--- START DATASET RECORDS ---

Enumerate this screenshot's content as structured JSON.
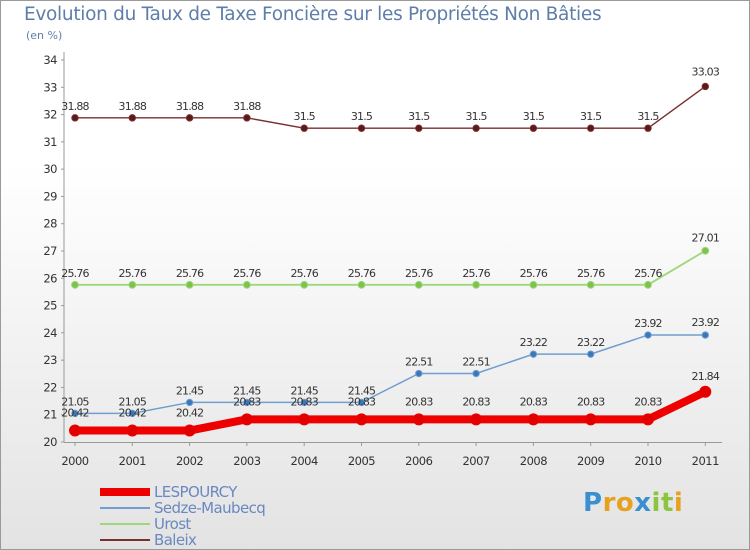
{
  "title": "Evolution du Taux de Taxe Foncière sur les Propriétés Non Bâties",
  "unit": "(en %)",
  "logo": {
    "letters": [
      "P",
      "r",
      "o",
      "x",
      "i",
      "t",
      "i"
    ],
    "colors": [
      "#3a8fd0",
      "#e8a020",
      "#e8a020",
      "#3a8fd0",
      "#8cc63f",
      "#8cc63f",
      "#e8a020"
    ]
  },
  "chart_data": {
    "type": "line",
    "x": [
      "2000",
      "2001",
      "2002",
      "2003",
      "2004",
      "2005",
      "2006",
      "2007",
      "2008",
      "2009",
      "2010",
      "2011"
    ],
    "ylim": [
      20,
      34
    ],
    "yticks": [
      "20",
      "21",
      "22",
      "23",
      "24",
      "25",
      "26",
      "27",
      "28",
      "29",
      "30",
      "31",
      "32",
      "33",
      "34"
    ],
    "grid": false,
    "legend_position": "bottom-left",
    "series": [
      {
        "name": "Baleix",
        "color": "#7a2f2f",
        "marker": "#5a1a1a",
        "width": 1.4,
        "radius": 3.2,
        "label_dy": -8,
        "label_last_dy": -11,
        "values": [
          31.88,
          31.88,
          31.88,
          31.88,
          31.5,
          31.5,
          31.5,
          31.5,
          31.5,
          31.5,
          31.5,
          33.03
        ],
        "labels": [
          "31.88",
          "31.88",
          "31.88",
          "31.88",
          "31.5",
          "31.5",
          "31.5",
          "31.5",
          "31.5",
          "31.5",
          "31.5",
          "33.03"
        ]
      },
      {
        "name": "Urost",
        "color": "#9dd87a",
        "marker": "#7dc24a",
        "width": 1.8,
        "radius": 3.4,
        "label_dy": -8,
        "label_last_dy": -9,
        "values": [
          25.76,
          25.76,
          25.76,
          25.76,
          25.76,
          25.76,
          25.76,
          25.76,
          25.76,
          25.76,
          25.76,
          27.01
        ],
        "labels": [
          "25.76",
          "25.76",
          "25.76",
          "25.76",
          "25.76",
          "25.76",
          "25.76",
          "25.76",
          "25.76",
          "25.76",
          "25.76",
          "27.01"
        ]
      },
      {
        "name": "Sedze-Maubecq",
        "color": "#6f9ed0",
        "marker": "#3b78b8",
        "width": 1.5,
        "radius": 3.2,
        "label_dy": -8,
        "label_last_dy": -9,
        "values": [
          21.05,
          21.05,
          21.45,
          21.45,
          21.45,
          21.45,
          22.51,
          22.51,
          23.22,
          23.22,
          23.92,
          23.92
        ],
        "labels": [
          "21.05",
          "21.05",
          "21.45",
          "21.45",
          "21.45",
          "21.45",
          "22.51",
          "22.51",
          "23.22",
          "23.22",
          "23.92",
          "23.92"
        ]
      },
      {
        "name": "LESPOURCY",
        "color": "#ee0000",
        "marker": "#e00000",
        "width": 8,
        "radius": 5.5,
        "label_dy": -14,
        "label_last_dy": -12,
        "values": [
          20.42,
          20.42,
          20.42,
          20.83,
          20.83,
          20.83,
          20.83,
          20.83,
          20.83,
          20.83,
          20.83,
          21.84
        ],
        "labels": [
          "20.42",
          "20.42",
          "20.42",
          "20.83",
          "20.83",
          "20.83",
          "20.83",
          "20.83",
          "20.83",
          "20.83",
          "20.83",
          "21.84"
        ]
      }
    ],
    "legend": [
      {
        "label": "LESPOURCY",
        "color": "#ee0000",
        "height": 8
      },
      {
        "label": "Sedze-Maubecq",
        "color": "#6f9ed0",
        "height": 2
      },
      {
        "label": "Urost",
        "color": "#9dd87a",
        "height": 2
      },
      {
        "label": "Baleix",
        "color": "#7a2f2f",
        "height": 2
      }
    ]
  }
}
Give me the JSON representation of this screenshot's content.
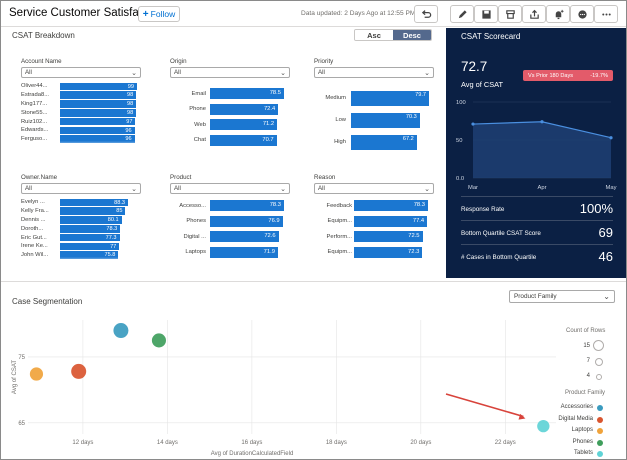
{
  "header": {
    "title": "Service Customer Satisfaction",
    "follow_label": "Follow",
    "updated_text": "Data updated: 2 Days Ago at 12:55 PM"
  },
  "toolbar": {
    "icons": [
      "undo-icon",
      "pencil-icon",
      "save-icon",
      "store-icon",
      "share-icon",
      "subscribe-icon",
      "comment-icon",
      "more-icon"
    ]
  },
  "breakdown": {
    "title": "CSAT Breakdown",
    "sort_asc": "Asc",
    "sort_desc": "Desc",
    "account": {
      "label": "Account Name",
      "selected": "All",
      "rows": [
        {
          "name": "Oliver44...",
          "value": 99
        },
        {
          "name": "Estrada8...",
          "value": 98
        },
        {
          "name": "King177...",
          "value": 98
        },
        {
          "name": "Stone55...",
          "value": 98
        },
        {
          "name": "Ruiz102...",
          "value": 97
        },
        {
          "name": "Edwards...",
          "value": 96
        },
        {
          "name": "Ferguso...",
          "value": 96
        }
      ]
    },
    "origin": {
      "label": "Origin",
      "selected": "All",
      "rows": [
        {
          "name": "Email",
          "value": 78.5
        },
        {
          "name": "Phone",
          "value": 72.4
        },
        {
          "name": "Web",
          "value": 71.2
        },
        {
          "name": "Chat",
          "value": 70.7
        }
      ]
    },
    "priority": {
      "label": "Priority",
      "selected": "All",
      "rows": [
        {
          "name": "Medium",
          "value": 79.7
        },
        {
          "name": "Low",
          "value": 70.3
        },
        {
          "name": "High",
          "value": 67.2
        }
      ]
    },
    "owner": {
      "label": "Owner.Name",
      "selected": "All",
      "rows": [
        {
          "name": "Evelyn ...",
          "value": 88.3
        },
        {
          "name": "Kelly Fra...",
          "value": 85
        },
        {
          "name": "Dennis ...",
          "value": 80.1
        },
        {
          "name": "Doroth...",
          "value": 78.3
        },
        {
          "name": "Eric Gut...",
          "value": 77.3
        },
        {
          "name": "Irene Ke...",
          "value": 77
        },
        {
          "name": "John Wil...",
          "value": 75.8
        }
      ]
    },
    "product": {
      "label": "Product",
      "selected": "All",
      "rows": [
        {
          "name": "Accesso...",
          "value": 78.3
        },
        {
          "name": "Phones",
          "value": 76.9
        },
        {
          "name": "Digital ...",
          "value": 72.6
        },
        {
          "name": "Laptops",
          "value": 71.9
        }
      ]
    },
    "reason": {
      "label": "Reason",
      "selected": "All",
      "rows": [
        {
          "name": "Feedback",
          "value": 78.3
        },
        {
          "name": "Equipm...",
          "value": 77.4
        },
        {
          "name": "Perform...",
          "value": 72.5
        },
        {
          "name": "Equipm...",
          "value": 72.3
        },
        {
          "name": "Installat...",
          "value": 0
        }
      ]
    }
  },
  "scorecard": {
    "title": "CSAT Scorecard",
    "value": "72.7",
    "subtitle": "Avg of CSAT",
    "badge_label": "Vs Prior 180 Days",
    "badge_value": "-19.7%",
    "metrics": [
      {
        "label": "Response Rate",
        "value": "100%"
      },
      {
        "label": "Bottom Quartile CSAT Score",
        "value": "69"
      },
      {
        "label": "# Cases in Bottom Quartile",
        "value": "46"
      }
    ]
  },
  "segmentation": {
    "title": "Case Segmentation",
    "dropdown": "Product Family",
    "count_legend_title": "Count of Rows",
    "count_legend": [
      "15",
      "7",
      "4"
    ],
    "family_legend_title": "Product Family",
    "families": [
      {
        "name": "Accessories",
        "color": "#3a9bbf"
      },
      {
        "name": "Digital Media",
        "color": "#d9552f"
      },
      {
        "name": "Laptops",
        "color": "#f0a33b"
      },
      {
        "name": "Phones",
        "color": "#3f9e5c"
      },
      {
        "name": "Tablets",
        "color": "#5fd3d6"
      }
    ]
  },
  "chart_data": [
    {
      "type": "line",
      "x": [
        "Mar",
        "Apr",
        "May"
      ],
      "values": [
        71,
        74,
        53
      ],
      "ylim": [
        0,
        100
      ],
      "yticks": [
        "100",
        "50",
        "0.0"
      ]
    },
    {
      "type": "scatter",
      "xlabel": "Avg of DurationCalculatedField",
      "ylabel": "Avg of CSAT",
      "xticks": [
        "12 days",
        "14 days",
        "16 days",
        "18 days",
        "20 days",
        "22 days"
      ],
      "yticks": [
        "75",
        "65"
      ],
      "xlim": [
        10.7,
        23.2
      ],
      "ylim": [
        63.3,
        80.6
      ],
      "points": [
        {
          "family": "Accessories",
          "x": 12.9,
          "y": 79.0,
          "count": 10
        },
        {
          "family": "Phones",
          "x": 13.8,
          "y": 77.5,
          "count": 9
        },
        {
          "family": "Laptops",
          "x": 10.9,
          "y": 72.4,
          "count": 8
        },
        {
          "family": "Digital Media",
          "x": 11.9,
          "y": 72.8,
          "count": 10
        },
        {
          "family": "Tablets",
          "x": 22.9,
          "y": 64.5,
          "count": 7
        }
      ]
    }
  ]
}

--- END DATASET RECORDS ---

→ DESCRIPTION OF THE TASK: Point out every line holding the string "Sedze" and copy it.

→ SOLUTION TO THE PROBLEM:
        "name": "Sedze-Maubecq",
        "label": "Sedze-Maubecq",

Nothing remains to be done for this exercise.